> **What is being asked**: Render every entry exactly as it appears.

Dataset records:
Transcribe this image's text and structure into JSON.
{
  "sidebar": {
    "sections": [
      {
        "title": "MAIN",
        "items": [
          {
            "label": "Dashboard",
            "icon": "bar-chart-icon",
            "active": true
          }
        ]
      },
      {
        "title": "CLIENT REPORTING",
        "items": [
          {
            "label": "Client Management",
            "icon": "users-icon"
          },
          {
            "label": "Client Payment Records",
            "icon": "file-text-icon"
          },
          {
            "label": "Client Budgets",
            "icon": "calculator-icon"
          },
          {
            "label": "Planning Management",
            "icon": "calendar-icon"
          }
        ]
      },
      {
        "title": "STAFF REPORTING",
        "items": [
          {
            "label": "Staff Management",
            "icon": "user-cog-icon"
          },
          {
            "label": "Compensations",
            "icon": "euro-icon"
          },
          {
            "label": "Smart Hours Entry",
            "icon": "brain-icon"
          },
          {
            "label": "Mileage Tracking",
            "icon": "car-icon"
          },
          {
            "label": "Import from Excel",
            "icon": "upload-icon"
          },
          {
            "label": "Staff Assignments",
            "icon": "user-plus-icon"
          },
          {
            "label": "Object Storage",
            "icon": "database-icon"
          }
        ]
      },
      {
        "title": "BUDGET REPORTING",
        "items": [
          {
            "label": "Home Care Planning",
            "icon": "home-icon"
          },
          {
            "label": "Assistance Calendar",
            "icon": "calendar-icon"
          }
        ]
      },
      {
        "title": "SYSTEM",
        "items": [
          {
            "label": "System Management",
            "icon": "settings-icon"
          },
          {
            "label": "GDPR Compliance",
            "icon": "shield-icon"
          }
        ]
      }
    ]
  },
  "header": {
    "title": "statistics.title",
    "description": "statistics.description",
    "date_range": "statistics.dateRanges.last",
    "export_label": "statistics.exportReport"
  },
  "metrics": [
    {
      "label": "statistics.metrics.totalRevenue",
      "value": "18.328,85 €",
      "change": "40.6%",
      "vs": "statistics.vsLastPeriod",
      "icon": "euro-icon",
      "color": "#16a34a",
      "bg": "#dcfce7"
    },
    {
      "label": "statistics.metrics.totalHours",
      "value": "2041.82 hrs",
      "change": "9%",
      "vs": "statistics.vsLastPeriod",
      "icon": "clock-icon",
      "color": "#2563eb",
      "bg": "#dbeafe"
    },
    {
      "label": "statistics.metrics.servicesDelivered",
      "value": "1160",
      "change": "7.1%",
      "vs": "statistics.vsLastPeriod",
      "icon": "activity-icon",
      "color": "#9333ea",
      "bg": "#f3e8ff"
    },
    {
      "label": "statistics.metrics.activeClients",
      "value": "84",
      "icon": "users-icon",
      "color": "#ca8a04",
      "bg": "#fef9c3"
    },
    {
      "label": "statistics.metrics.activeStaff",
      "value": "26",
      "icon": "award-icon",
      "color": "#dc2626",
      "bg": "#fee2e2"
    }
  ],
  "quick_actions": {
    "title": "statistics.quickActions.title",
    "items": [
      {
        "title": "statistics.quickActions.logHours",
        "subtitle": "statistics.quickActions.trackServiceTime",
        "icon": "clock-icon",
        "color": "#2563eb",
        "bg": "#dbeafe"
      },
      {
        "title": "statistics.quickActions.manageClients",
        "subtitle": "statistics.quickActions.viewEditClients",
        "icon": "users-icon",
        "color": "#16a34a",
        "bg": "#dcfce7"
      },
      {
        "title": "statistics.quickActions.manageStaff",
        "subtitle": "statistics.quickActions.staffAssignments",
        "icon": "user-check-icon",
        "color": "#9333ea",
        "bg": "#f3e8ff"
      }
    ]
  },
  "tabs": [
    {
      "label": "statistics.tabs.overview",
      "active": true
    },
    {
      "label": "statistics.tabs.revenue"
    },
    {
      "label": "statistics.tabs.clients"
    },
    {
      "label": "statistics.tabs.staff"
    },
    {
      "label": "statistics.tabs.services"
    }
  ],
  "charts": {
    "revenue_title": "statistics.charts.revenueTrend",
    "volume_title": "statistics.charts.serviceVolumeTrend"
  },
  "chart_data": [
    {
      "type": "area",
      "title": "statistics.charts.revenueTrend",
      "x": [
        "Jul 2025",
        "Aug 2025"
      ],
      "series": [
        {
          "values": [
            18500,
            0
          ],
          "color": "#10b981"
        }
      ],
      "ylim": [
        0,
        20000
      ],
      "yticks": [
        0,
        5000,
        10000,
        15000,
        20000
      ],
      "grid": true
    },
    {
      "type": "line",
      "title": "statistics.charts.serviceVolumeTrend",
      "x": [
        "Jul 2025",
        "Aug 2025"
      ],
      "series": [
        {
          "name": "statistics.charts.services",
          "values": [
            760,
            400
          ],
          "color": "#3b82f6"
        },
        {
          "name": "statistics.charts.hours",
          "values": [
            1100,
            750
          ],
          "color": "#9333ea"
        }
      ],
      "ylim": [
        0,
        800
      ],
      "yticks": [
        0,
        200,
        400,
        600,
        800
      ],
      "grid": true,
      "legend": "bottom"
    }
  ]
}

> **Correct answer**:
Transcribe this image's text and structure into JSON.
{
  "sidebar": {
    "sections": [
      {
        "title": "MAIN",
        "items": [
          {
            "label": "Dashboard",
            "icon": "bar-chart-icon",
            "active": true
          }
        ]
      },
      {
        "title": "CLIENT REPORTING",
        "items": [
          {
            "label": "Client Management",
            "icon": "users-icon"
          },
          {
            "label": "Client Payment Records",
            "icon": "file-text-icon"
          },
          {
            "label": "Client Budgets",
            "icon": "calculator-icon"
          },
          {
            "label": "Planning Management",
            "icon": "calendar-icon"
          }
        ]
      },
      {
        "title": "STAFF REPORTING",
        "items": [
          {
            "label": "Staff Management",
            "icon": "user-cog-icon"
          },
          {
            "label": "Compensations",
            "icon": "euro-icon"
          },
          {
            "label": "Smart Hours Entry",
            "icon": "brain-icon"
          },
          {
            "label": "Mileage Tracking",
            "icon": "car-icon"
          },
          {
            "label": "Import from Excel",
            "icon": "upload-icon"
          },
          {
            "label": "Staff Assignments",
            "icon": "user-plus-icon"
          },
          {
            "label": "Object Storage",
            "icon": "database-icon"
          }
        ]
      },
      {
        "title": "BUDGET REPORTING",
        "items": [
          {
            "label": "Home Care Planning",
            "icon": "home-icon"
          },
          {
            "label": "Assistance Calendar",
            "icon": "calendar-icon"
          }
        ]
      },
      {
        "title": "SYSTEM",
        "items": [
          {
            "label": "System Management",
            "icon": "settings-icon"
          },
          {
            "label": "GDPR Compliance",
            "icon": "shield-icon"
          }
        ]
      }
    ]
  },
  "header": {
    "title": "statistics.title",
    "description": "statistics.description",
    "date_range": "statistics.dateRanges.last",
    "export_label": "statistics.exportReport"
  },
  "metrics": [
    {
      "label": "statistics.metrics.totalRevenue",
      "value": "18.328,85 €",
      "change": "40.6%",
      "vs": "statistics.vsLastPeriod",
      "icon": "euro-icon",
      "color": "#16a34a",
      "bg": "#dcfce7"
    },
    {
      "label": "statistics.metrics.totalHours",
      "value": "2041.82 hrs",
      "change": "9%",
      "vs": "statistics.vsLastPeriod",
      "icon": "clock-icon",
      "color": "#2563eb",
      "bg": "#dbeafe"
    },
    {
      "label": "statistics.metrics.servicesDelivered",
      "value": "1160",
      "change": "7.1%",
      "vs": "statistics.vsLastPeriod",
      "icon": "activity-icon",
      "color": "#9333ea",
      "bg": "#f3e8ff"
    },
    {
      "label": "statistics.metrics.activeClients",
      "value": "84",
      "icon": "users-icon",
      "color": "#ca8a04",
      "bg": "#fef9c3"
    },
    {
      "label": "statistics.metrics.activeStaff",
      "value": "26",
      "icon": "award-icon",
      "color": "#dc2626",
      "bg": "#fee2e2"
    }
  ],
  "quick_actions": {
    "title": "statistics.quickActions.title",
    "items": [
      {
        "title": "statistics.quickActions.logHours",
        "subtitle": "statistics.quickActions.trackServiceTime",
        "icon": "clock-icon",
        "color": "#2563eb",
        "bg": "#dbeafe"
      },
      {
        "title": "statistics.quickActions.manageClients",
        "subtitle": "statistics.quickActions.viewEditClients",
        "icon": "users-icon",
        "color": "#16a34a",
        "bg": "#dcfce7"
      },
      {
        "title": "statistics.quickActions.manageStaff",
        "subtitle": "statistics.quickActions.staffAssignments",
        "icon": "user-check-icon",
        "color": "#9333ea",
        "bg": "#f3e8ff"
      }
    ]
  },
  "tabs": [
    {
      "label": "statistics.tabs.overview",
      "active": true
    },
    {
      "label": "statistics.tabs.revenue"
    },
    {
      "label": "statistics.tabs.clients"
    },
    {
      "label": "statistics.tabs.staff"
    },
    {
      "label": "statistics.tabs.services"
    }
  ],
  "charts": {
    "revenue_title": "statistics.charts.revenueTrend",
    "volume_title": "statistics.charts.serviceVolumeTrend"
  },
  "chart_data": [
    {
      "type": "area",
      "title": "statistics.charts.revenueTrend",
      "x": [
        "Jul 2025",
        "Aug 2025"
      ],
      "series": [
        {
          "values": [
            18500,
            0
          ],
          "color": "#10b981"
        }
      ],
      "ylim": [
        0,
        20000
      ],
      "yticks": [
        0,
        5000,
        10000,
        15000,
        20000
      ],
      "grid": true
    },
    {
      "type": "line",
      "title": "statistics.charts.serviceVolumeTrend",
      "x": [
        "Jul 2025",
        "Aug 2025"
      ],
      "series": [
        {
          "name": "statistics.charts.services",
          "values": [
            760,
            400
          ],
          "color": "#3b82f6"
        },
        {
          "name": "statistics.charts.hours",
          "values": [
            1100,
            750
          ],
          "color": "#9333ea"
        }
      ],
      "ylim": [
        0,
        800
      ],
      "yticks": [
        0,
        200,
        400,
        600,
        800
      ],
      "grid": true,
      "legend": "bottom"
    }
  ]
}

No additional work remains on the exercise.